Data records:
════════

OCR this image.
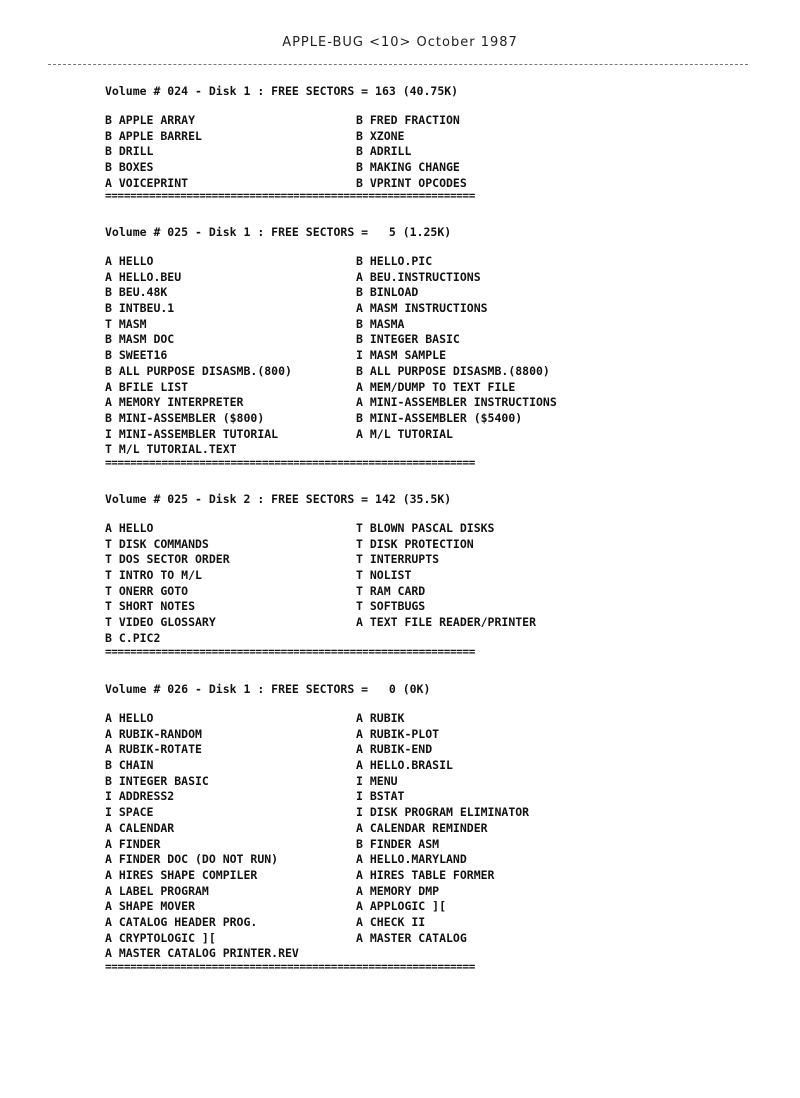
APPLE-BUG <10> October 1987
Volume # 024 - Disk 1 : FREE SECTORS = 163 (40.75K)
B APPLE ARRAY	B FRED FRACTION
B APPLE BARREL	B XZONE
B DRILL	B ADRILL
B BOXES	B MAKING CHANGE
A VOICEPRINT	B VPRINT OPCODES
===========================================================
Volume # 025 - Disk 1 : FREE SECTORS =   5 (1.25K)
A HELLO	B HELLO.PIC
A HELLO.BEU	A BEU.INSTRUCTIONS
B BEU.48K	B BINLOAD
B INTBEU.1	A MASM INSTRUCTIONS
T MASM	B MASMA
B MASM DOC	B INTEGER BASIC
B SWEET16	I MASM SAMPLE
B ALL PURPOSE DISASMB.(800)	B ALL PURPOSE DISASMB.(8800)
A BFILE LIST	A MEM/DUMP TO TEXT FILE
A MEMORY INTERPRETER	A MINI-ASSEMBLER INSTRUCTIONS
B MINI-ASSEMBLER ($800)	B MINI-ASSEMBLER ($5400)
I MINI-ASSEMBLER TUTORIAL	A M/L TUTORIAL
T M/L TUTORIAL.TEXT
===========================================================
Volume # 025 - Disk 2 : FREE SECTORS = 142 (35.5K)
A HELLO	T BLOWN PASCAL DISKS
T DISK COMMANDS	T DISK PROTECTION
T DOS SECTOR ORDER	T INTERRUPTS
T INTRO TO M/L	T NOLIST
T ONERR GOTO	T RAM CARD
T SHORT NOTES	T SOFTBUGS
T VIDEO GLOSSARY	A TEXT FILE READER/PRINTER
B C.PIC2
===========================================================
Volume # 026 - Disk 1 : FREE SECTORS =   0 (0K)
A HELLO	A RUBIK
A RUBIK-RANDOM	A RUBIK-PLOT
A RUBIK-ROTATE	A RUBIK-END
B CHAIN	A HELLO.BRASIL
B INTEGER BASIC	I MENU
I ADDRESS2	I BSTAT
I SPACE	I DISK PROGRAM ELIMINATOR
A CALENDAR	A CALENDAR REMINDER
A FINDER	B FINDER ASM
A FINDER DOC (DO NOT RUN)	A HELLO.MARYLAND
A HIRES SHAPE COMPILER	A HIRES TABLE FORMER
A LABEL PROGRAM	A MEMORY DMP
A SHAPE MOVER	A APPLOGIC ][
A CATALOG HEADER PROG.	A CHECK II
A CRYPTOLOGIC ][	A MASTER CATALOG
A MASTER CATALOG PRINTER.REV
===========================================================
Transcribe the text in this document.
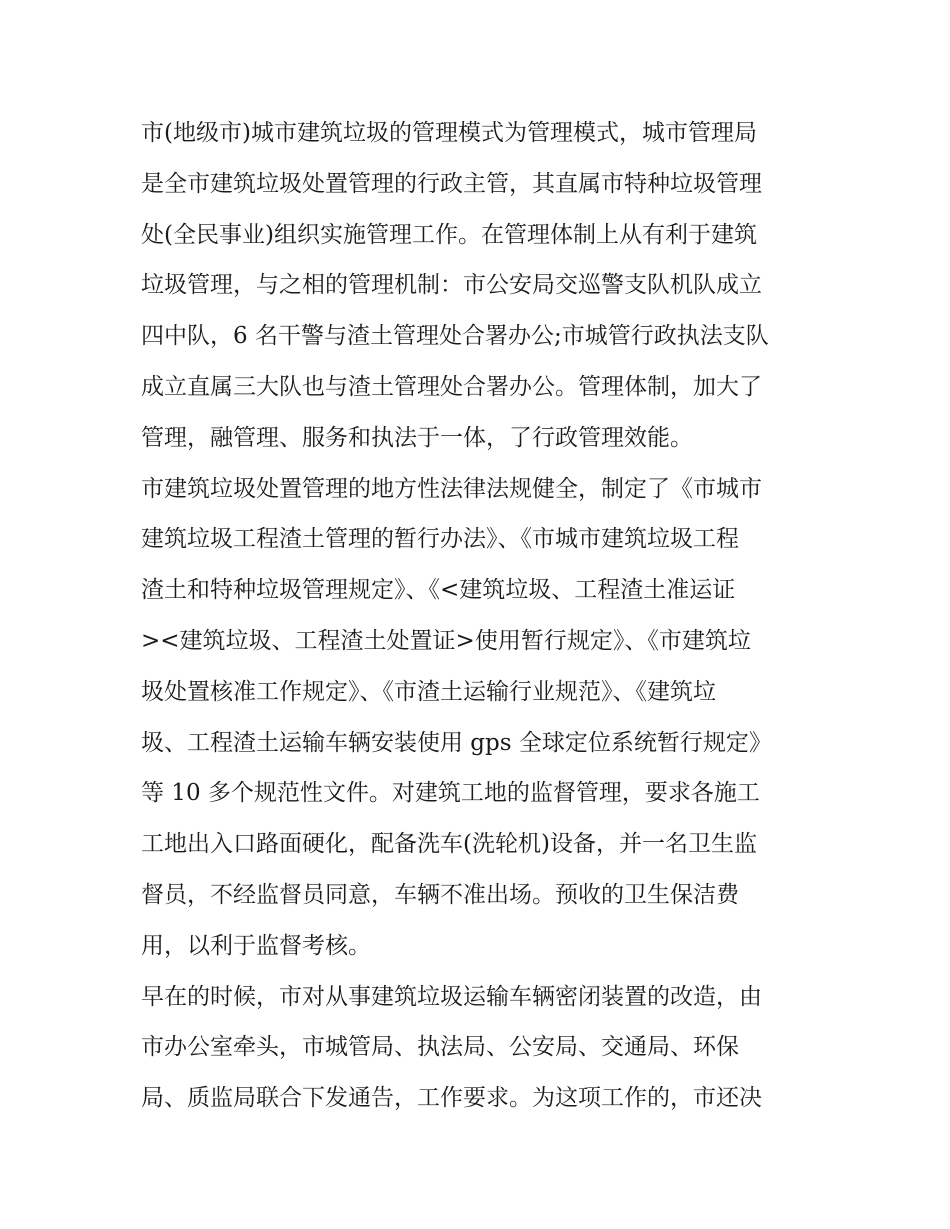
市(地级市)城市建筑垃圾的管理模式为管理模式，城市管理局
是全市建筑垃圾处置管理的行政主管，其直属市特种垃圾管理
处(全民事业)组织实施管理工作。在管理体制上从有利于建筑
垃圾管理，与之相的管理机制：市公安局交巡警支队机队成立
四中队，6 名干警与渣土管理处合署办公;市城管行政执法支队
成立直属三大队也与渣土管理处合署办公。管理体制，加大了
管理，融管理、服务和执法于一体，了行政管理效能。
市建筑垃圾处置管理的地方性法律法规健全，制定了《市城市
建筑垃圾工程渣土管理的暂行办法》、《市城市建筑垃圾工程
渣土和特种垃圾管理规定》、《<建筑垃圾、工程渣土准运证
><建筑垃圾、工程渣土处置证>使用暂行规定》、《市建筑垃
圾处置核准工作规定》、《市渣土运输行业规范》、《建筑垃
圾、工程渣土运输车辆安装使用 gps 全球定位系统暂行规定》
等 10 多个规范性文件。对建筑工地的监督管理，要求各施工
工地出入口路面硬化，配备洗车(洗轮机)设备，并一名卫生监
督员，不经监督员同意，车辆不准出场。预收的卫生保洁费
用，以利于监督考核。
早在的时候，市对从事建筑垃圾运输车辆密闭装置的改造，由
市办公室牵头，市城管局、执法局、公安局、交通局、环保
局、质监局联合下发通告，工作要求。为这项工作的，市还决
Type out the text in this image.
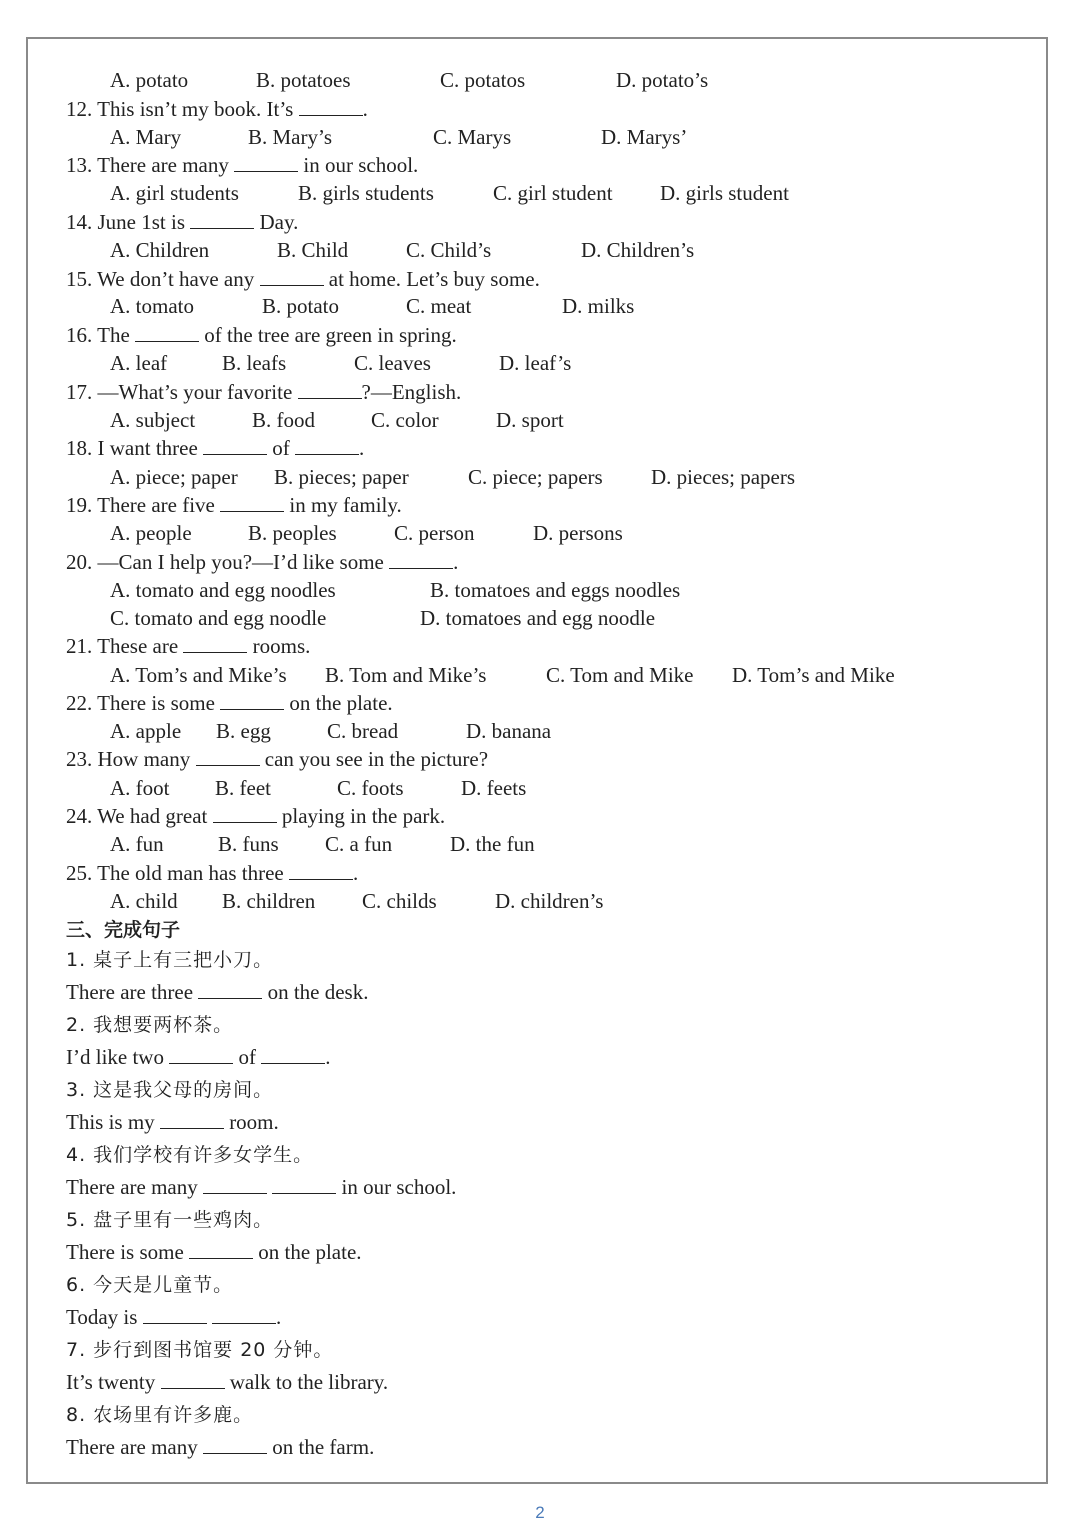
A. potato	B. potatoes	C. potatos	D. potato’s
12. This isn’t my book. It’s	.
A. Mary	B. Mary’s	C. Marys	D. Marys’
13. There are many	in our school.
A. girl students	B. girls students	C. girl student D. girls student
14. June 1st is	Day.
A. Children	B. Child	C. Child’s	D. Children’s
15. We don’t have any	at home. Let’s buy some.
A. tomato	B. potato	C. meat	D. milks
16. The	of the tree are green in spring.
A. leaf	B. leafs	C. leaves	D. leaf’s
17. —What’s your favorite	?—English.
A. subject	B. food	C. color	D. sport
18. I want three	of	.
A. piece; paper B. pieces; paper	C. piece; papers D. pieces; papers
19. There are five	in my family.
A. people	B. peoples	C. person	D. persons
20. —Can I help you?—I’d like some	.
A. tomato and egg noodles	B. tomatoes and eggs noodles
C. tomato and egg noodle	D. tomatoes and egg noodle
21. These are	rooms.
A. Tom’s and Mike’s B. Tom and Mike’s	C. Tom and Mike D. Tom’s and Mike
22. There is some	on the plate.
A. apple B. egg	C. bread	D. banana
23. How many	can you see in the picture?
A. foot B. feet	C. foots	D. feets
24. We had great	playing in the park.
A. fun	B. funs C. a fun	D. the fun
25. The old man has three	.
A. child B. children C. childs	D. children’s
三、完成句子
1. 桌子上有三把小刀。
There are three	on the desk.
2. 我想要两杯茶。
I’d like two	of	.
3. 这是我父母的房间。
This is my	room.
4. 我们学校有许多女学生。
There are many	in our school.
5. 盘子里有一些鸡肉。
There is some	on the plate.
6. 今天是儿童节。
Today is	.
7. 步行到图书馆要 20 分钟。
It’s twenty	walk to the library.
8. 农场里有许多鹿。
There are many	on the farm.
2
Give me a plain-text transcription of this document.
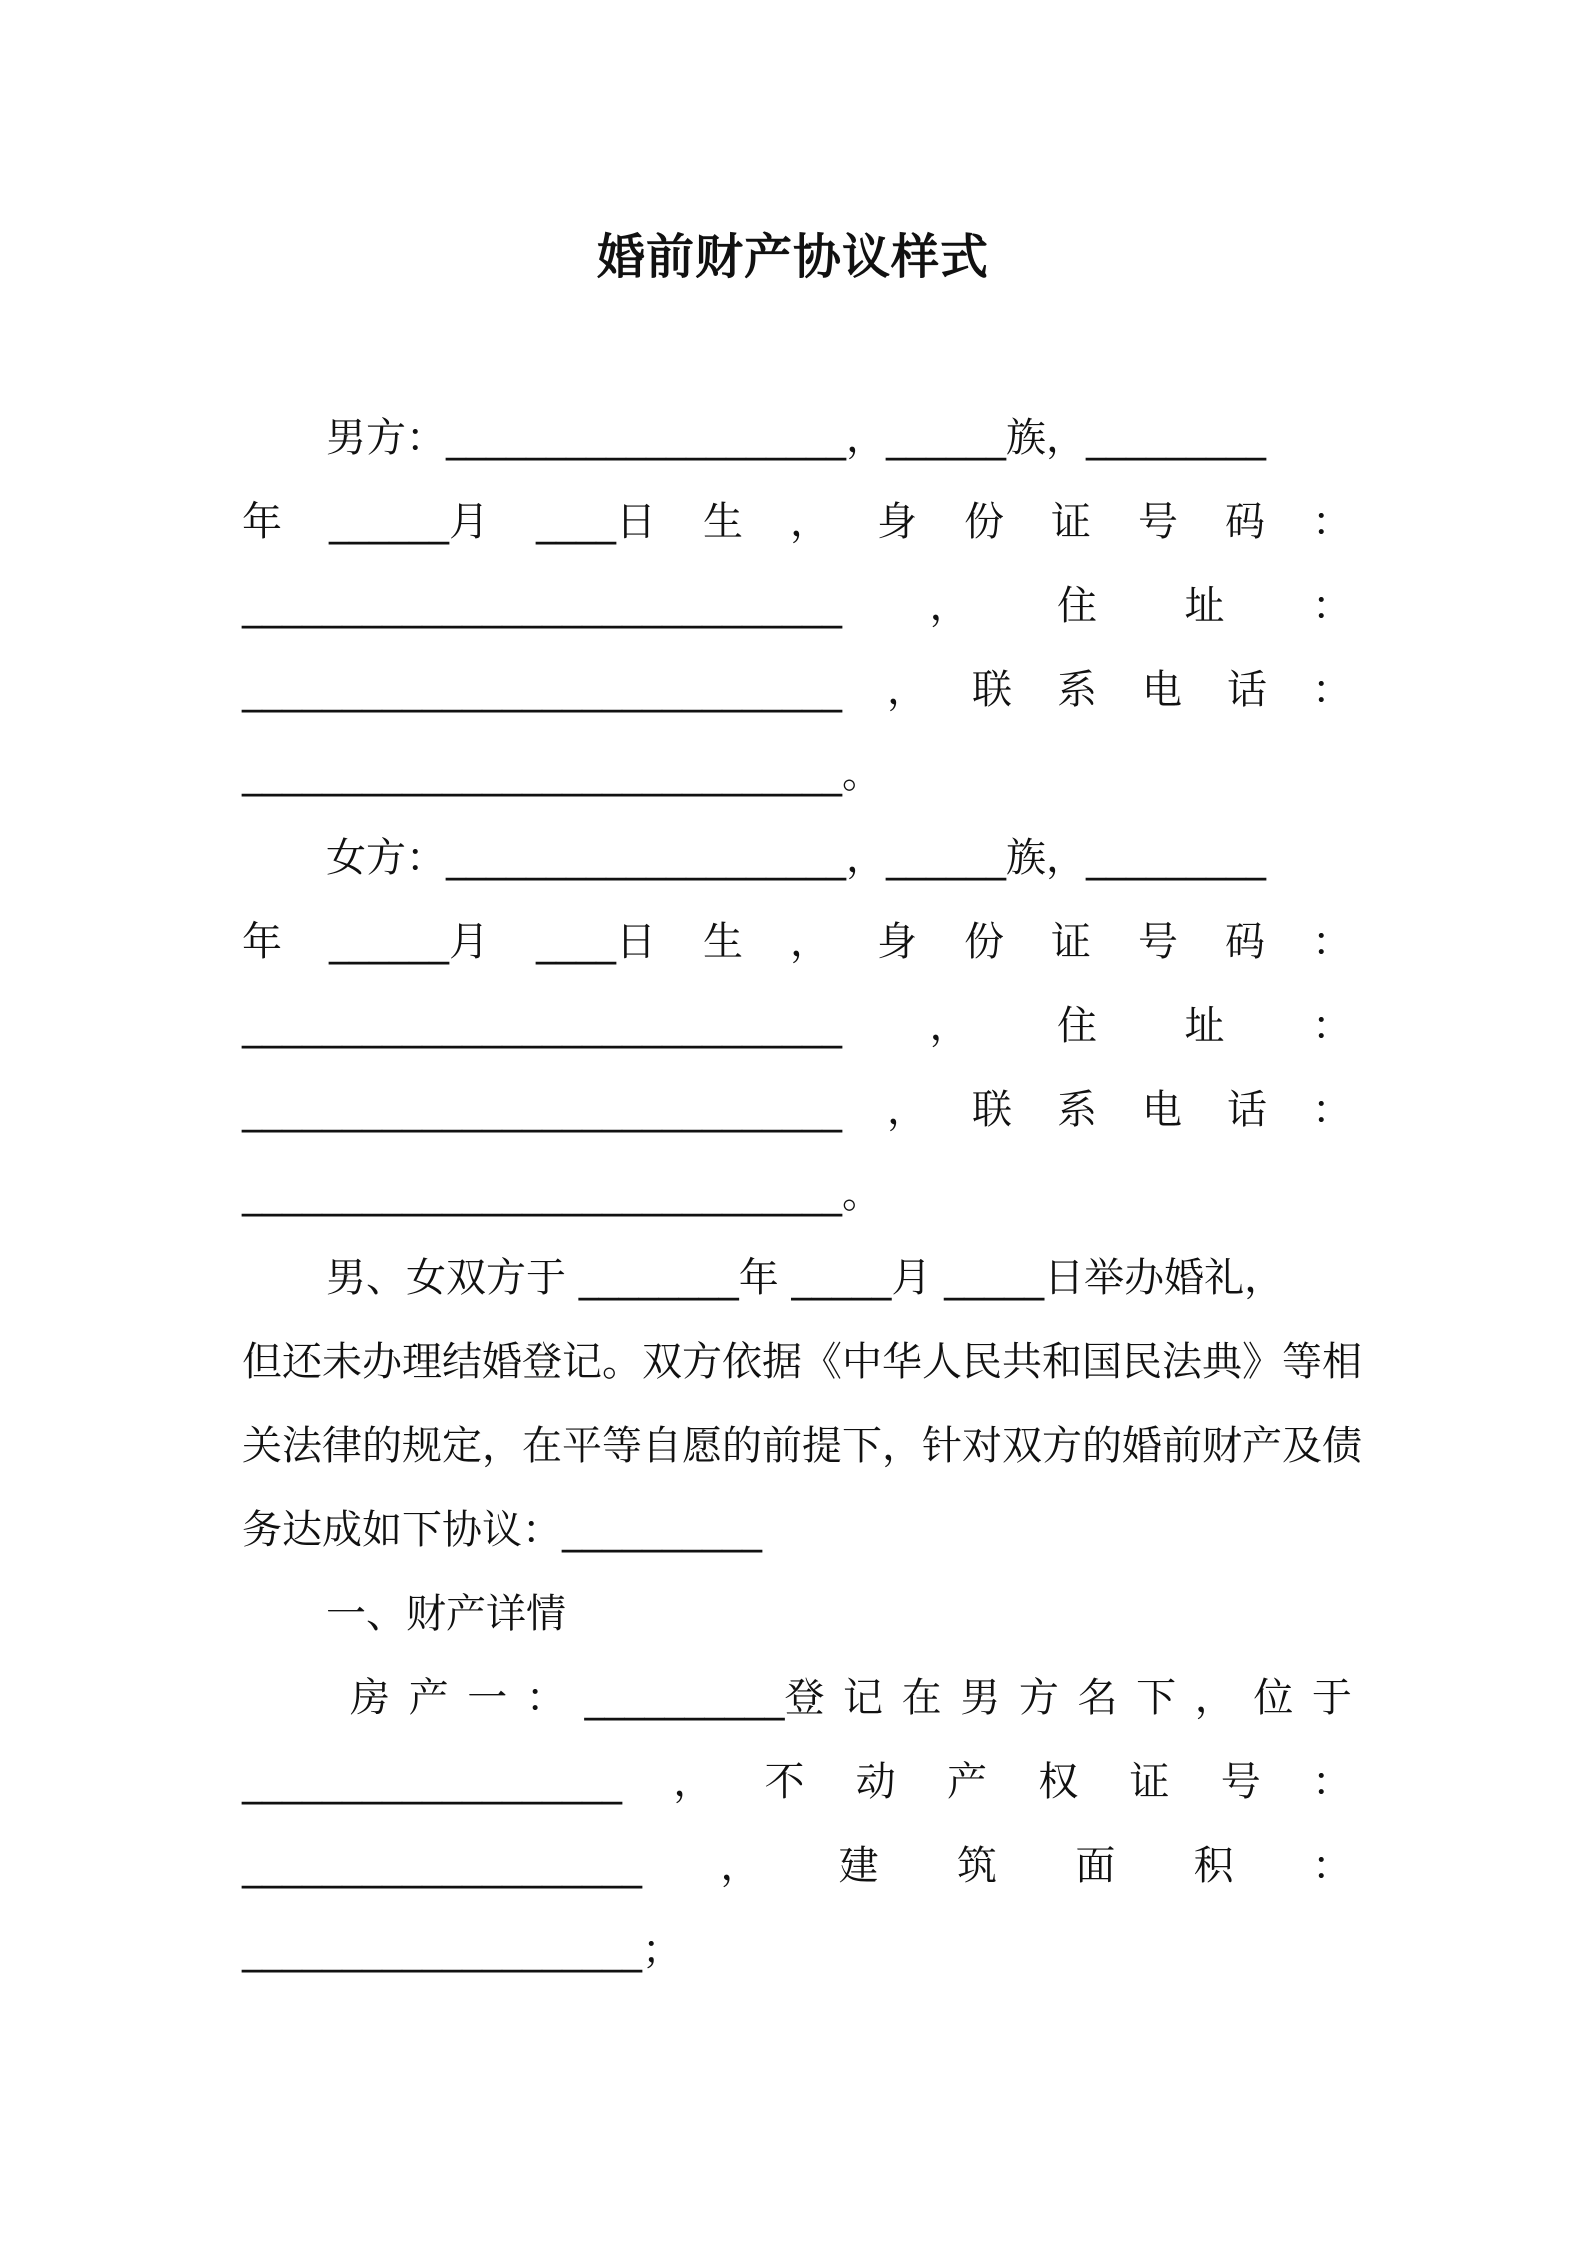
婚前财产协议样式
男方：____________________，______族，_________
年 ______月 ____日 生 ， 身 份 证 号 码 ：
______________________________ ， 住 址 ：
______________________________ ， 联 系 电 话 ：
______________________________。
女方：____________________，______族，_________
年 ______月 ____日 生 ， 身 份 证 号 码 ：
______________________________ ， 住 址 ：
______________________________ ， 联 系 电 话 ：
______________________________。
男、女双方于 ________年 _____月 _____日举办婚礼，
但还未办理结婚登记。双方依据《中华人民共和国民法典》等相
关法律的规定，在平等自愿的前提下，针对双方的婚前财产及债
务达成如下协议：__________
一、财产详情
房 产 一 ： __________登 记 在 男 方 名 下 ， 位 于
___________________ ， 不 动 产 权 证 号 ：
____________________ ， 建 筑 面 积 ：
____________________；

════════

Write out, please, the lines of the listing above from the one with "Give me a plain-text" through the very last, exactly as given and with no pictures.

Give me a plain-text transcription of this document.
婚前财产协议样式
男方：____________________，______族，_________
年 ______月 ____日 生 ， 身 份 证 号 码 ：
______________________________ ， 住 址 ：
______________________________ ， 联 系 电 话 ：
______________________________。
女方：____________________，______族，_________
年 ______月 ____日 生 ， 身 份 证 号 码 ：
______________________________ ， 住 址 ：
______________________________ ， 联 系 电 话 ：
______________________________。
男、女双方于 ________年 _____月 _____日举办婚礼，
但还未办理结婚登记。双方依据《中华人民共和国民法典》等相
关法律的规定，在平等自愿的前提下，针对双方的婚前财产及债
务达成如下协议：__________
一、财产详情
房 产 一 ： __________登 记 在 男 方 名 下 ， 位 于
___________________ ， 不 动 产 权 证 号 ：
____________________ ， 建 筑 面 积 ：
____________________；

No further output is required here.